Reproduce the following material exactly, including every line.
__________
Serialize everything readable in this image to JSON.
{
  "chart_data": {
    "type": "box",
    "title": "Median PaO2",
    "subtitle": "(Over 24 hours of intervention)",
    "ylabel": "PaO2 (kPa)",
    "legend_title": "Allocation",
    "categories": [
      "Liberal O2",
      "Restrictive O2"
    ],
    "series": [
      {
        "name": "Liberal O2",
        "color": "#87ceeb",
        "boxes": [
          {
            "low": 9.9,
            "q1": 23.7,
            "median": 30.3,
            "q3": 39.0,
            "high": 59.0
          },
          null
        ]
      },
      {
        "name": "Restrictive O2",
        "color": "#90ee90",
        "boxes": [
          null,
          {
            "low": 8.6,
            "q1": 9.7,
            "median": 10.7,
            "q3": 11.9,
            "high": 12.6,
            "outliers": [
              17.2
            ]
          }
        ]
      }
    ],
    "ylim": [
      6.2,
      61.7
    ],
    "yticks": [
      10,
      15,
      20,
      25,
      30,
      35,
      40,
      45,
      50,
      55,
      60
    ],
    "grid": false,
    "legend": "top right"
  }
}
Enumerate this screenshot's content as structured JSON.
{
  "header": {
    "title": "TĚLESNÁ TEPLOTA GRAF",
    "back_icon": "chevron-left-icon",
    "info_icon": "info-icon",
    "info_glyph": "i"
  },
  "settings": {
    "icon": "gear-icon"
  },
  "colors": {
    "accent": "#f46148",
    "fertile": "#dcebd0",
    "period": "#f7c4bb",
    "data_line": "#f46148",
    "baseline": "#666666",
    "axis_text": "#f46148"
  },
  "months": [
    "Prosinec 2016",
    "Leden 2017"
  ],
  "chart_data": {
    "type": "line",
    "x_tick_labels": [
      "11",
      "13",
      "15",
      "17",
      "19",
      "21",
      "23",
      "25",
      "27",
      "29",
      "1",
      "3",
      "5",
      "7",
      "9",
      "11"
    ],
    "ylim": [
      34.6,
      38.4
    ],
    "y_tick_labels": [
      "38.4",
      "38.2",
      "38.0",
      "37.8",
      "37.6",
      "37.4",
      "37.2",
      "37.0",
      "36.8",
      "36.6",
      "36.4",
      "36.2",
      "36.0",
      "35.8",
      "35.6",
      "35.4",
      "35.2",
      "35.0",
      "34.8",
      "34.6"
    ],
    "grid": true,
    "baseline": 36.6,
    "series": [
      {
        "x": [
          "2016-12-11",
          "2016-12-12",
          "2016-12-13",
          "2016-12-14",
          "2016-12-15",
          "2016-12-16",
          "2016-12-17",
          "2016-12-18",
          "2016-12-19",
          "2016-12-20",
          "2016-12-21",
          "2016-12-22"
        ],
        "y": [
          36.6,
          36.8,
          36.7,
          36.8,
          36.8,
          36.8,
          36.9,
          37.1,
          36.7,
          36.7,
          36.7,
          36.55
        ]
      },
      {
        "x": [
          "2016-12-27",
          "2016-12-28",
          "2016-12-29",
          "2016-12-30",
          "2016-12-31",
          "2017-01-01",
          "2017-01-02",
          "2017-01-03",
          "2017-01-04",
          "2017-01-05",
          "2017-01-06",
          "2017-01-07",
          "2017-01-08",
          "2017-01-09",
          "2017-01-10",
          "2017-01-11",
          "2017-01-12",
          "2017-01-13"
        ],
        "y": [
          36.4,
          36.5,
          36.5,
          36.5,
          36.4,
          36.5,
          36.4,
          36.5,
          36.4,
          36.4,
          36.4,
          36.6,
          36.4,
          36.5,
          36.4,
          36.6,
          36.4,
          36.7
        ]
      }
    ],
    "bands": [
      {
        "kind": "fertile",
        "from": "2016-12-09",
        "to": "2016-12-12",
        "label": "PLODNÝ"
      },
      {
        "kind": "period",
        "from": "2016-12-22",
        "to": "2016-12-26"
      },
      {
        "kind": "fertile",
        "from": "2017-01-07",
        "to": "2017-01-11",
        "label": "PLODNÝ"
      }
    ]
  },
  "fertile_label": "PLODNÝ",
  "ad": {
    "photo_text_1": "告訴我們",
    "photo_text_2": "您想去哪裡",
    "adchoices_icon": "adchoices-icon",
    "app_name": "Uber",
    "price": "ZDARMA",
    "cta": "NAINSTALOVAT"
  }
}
__________
- **PROBLEM SOLUTION**:
Serialize everything readable in this image to JSON.
{
  "chart_data": {
    "type": "box",
    "title": "Median PaO2",
    "subtitle": "(Over 24 hours of intervention)",
    "ylabel": "PaO2 (kPa)",
    "legend_title": "Allocation",
    "categories": [
      "Liberal O2",
      "Restrictive O2"
    ],
    "series": [
      {
        "name": "Liberal O2",
        "color": "#87ceeb",
        "boxes": [
          {
            "low": 9.9,
            "q1": 23.7,
            "median": 30.3,
            "q3": 39.0,
            "high": 59.0
          },
          null
        ]
      },
      {
        "name": "Restrictive O2",
        "color": "#90ee90",
        "boxes": [
          null,
          {
            "low": 8.6,
            "q1": 9.7,
            "median": 10.7,
            "q3": 11.9,
            "high": 12.6,
            "outliers": [
              17.2
            ]
          }
        ]
      }
    ],
    "ylim": [
      6.2,
      61.7
    ],
    "yticks": [
      10,
      15,
      20,
      25,
      30,
      35,
      40,
      45,
      50,
      55,
      60
    ],
    "grid": false,
    "legend": "top right"
  }
}
Enumerate this screenshot's content as structured JSON.
{
  "header": {
    "title": "TĚLESNÁ TEPLOTA GRAF",
    "back_icon": "chevron-left-icon",
    "info_icon": "info-icon",
    "info_glyph": "i"
  },
  "settings": {
    "icon": "gear-icon"
  },
  "colors": {
    "accent": "#f46148",
    "fertile": "#dcebd0",
    "period": "#f7c4bb",
    "data_line": "#f46148",
    "baseline": "#666666",
    "axis_text": "#f46148"
  },
  "months": [
    "Prosinec 2016",
    "Leden 2017"
  ],
  "chart_data": {
    "type": "line",
    "x_tick_labels": [
      "11",
      "13",
      "15",
      "17",
      "19",
      "21",
      "23",
      "25",
      "27",
      "29",
      "1",
      "3",
      "5",
      "7",
      "9",
      "11"
    ],
    "ylim": [
      34.6,
      38.4
    ],
    "y_tick_labels": [
      "38.4",
      "38.2",
      "38.0",
      "37.8",
      "37.6",
      "37.4",
      "37.2",
      "37.0",
      "36.8",
      "36.6",
      "36.4",
      "36.2",
      "36.0",
      "35.8",
      "35.6",
      "35.4",
      "35.2",
      "35.0",
      "34.8",
      "34.6"
    ],
    "grid": true,
    "baseline": 36.6,
    "series": [
      {
        "x": [
          "2016-12-11",
          "2016-12-12",
          "2016-12-13",
          "2016-12-14",
          "2016-12-15",
          "2016-12-16",
          "2016-12-17",
          "2016-12-18",
          "2016-12-19",
          "2016-12-20",
          "2016-12-21",
          "2016-12-22"
        ],
        "y": [
          36.6,
          36.8,
          36.7,
          36.8,
          36.8,
          36.8,
          36.9,
          37.1,
          36.7,
          36.7,
          36.7,
          36.55
        ]
      },
      {
        "x": [
          "2016-12-27",
          "2016-12-28",
          "2016-12-29",
          "2016-12-30",
          "2016-12-31",
          "2017-01-01",
          "2017-01-02",
          "2017-01-03",
          "2017-01-04",
          "2017-01-05",
          "2017-01-06",
          "2017-01-07",
          "2017-01-08",
          "2017-01-09",
          "2017-01-10",
          "2017-01-11",
          "2017-01-12",
          "2017-01-13"
        ],
        "y": [
          36.4,
          36.5,
          36.5,
          36.5,
          36.4,
          36.5,
          36.4,
          36.5,
          36.4,
          36.4,
          36.4,
          36.6,
          36.4,
          36.5,
          36.4,
          36.6,
          36.4,
          36.7
        ]
      }
    ],
    "bands": [
      {
        "kind": "fertile",
        "from": "2016-12-09",
        "to": "2016-12-12",
        "label": "PLODNÝ"
      },
      {
        "kind": "period",
        "from": "2016-12-22",
        "to": "2016-12-26"
      },
      {
        "kind": "fertile",
        "from": "2017-01-07",
        "to": "2017-01-11",
        "label": "PLODNÝ"
      }
    ]
  },
  "fertile_label": "PLODNÝ",
  "ad": {
    "photo_text_1": "告訴我們",
    "photo_text_2": "您想去哪裡",
    "adchoices_icon": "adchoices-icon",
    "app_name": "Uber",
    "price": "ZDARMA",
    "cta": "NAINSTALOVAT"
  }
}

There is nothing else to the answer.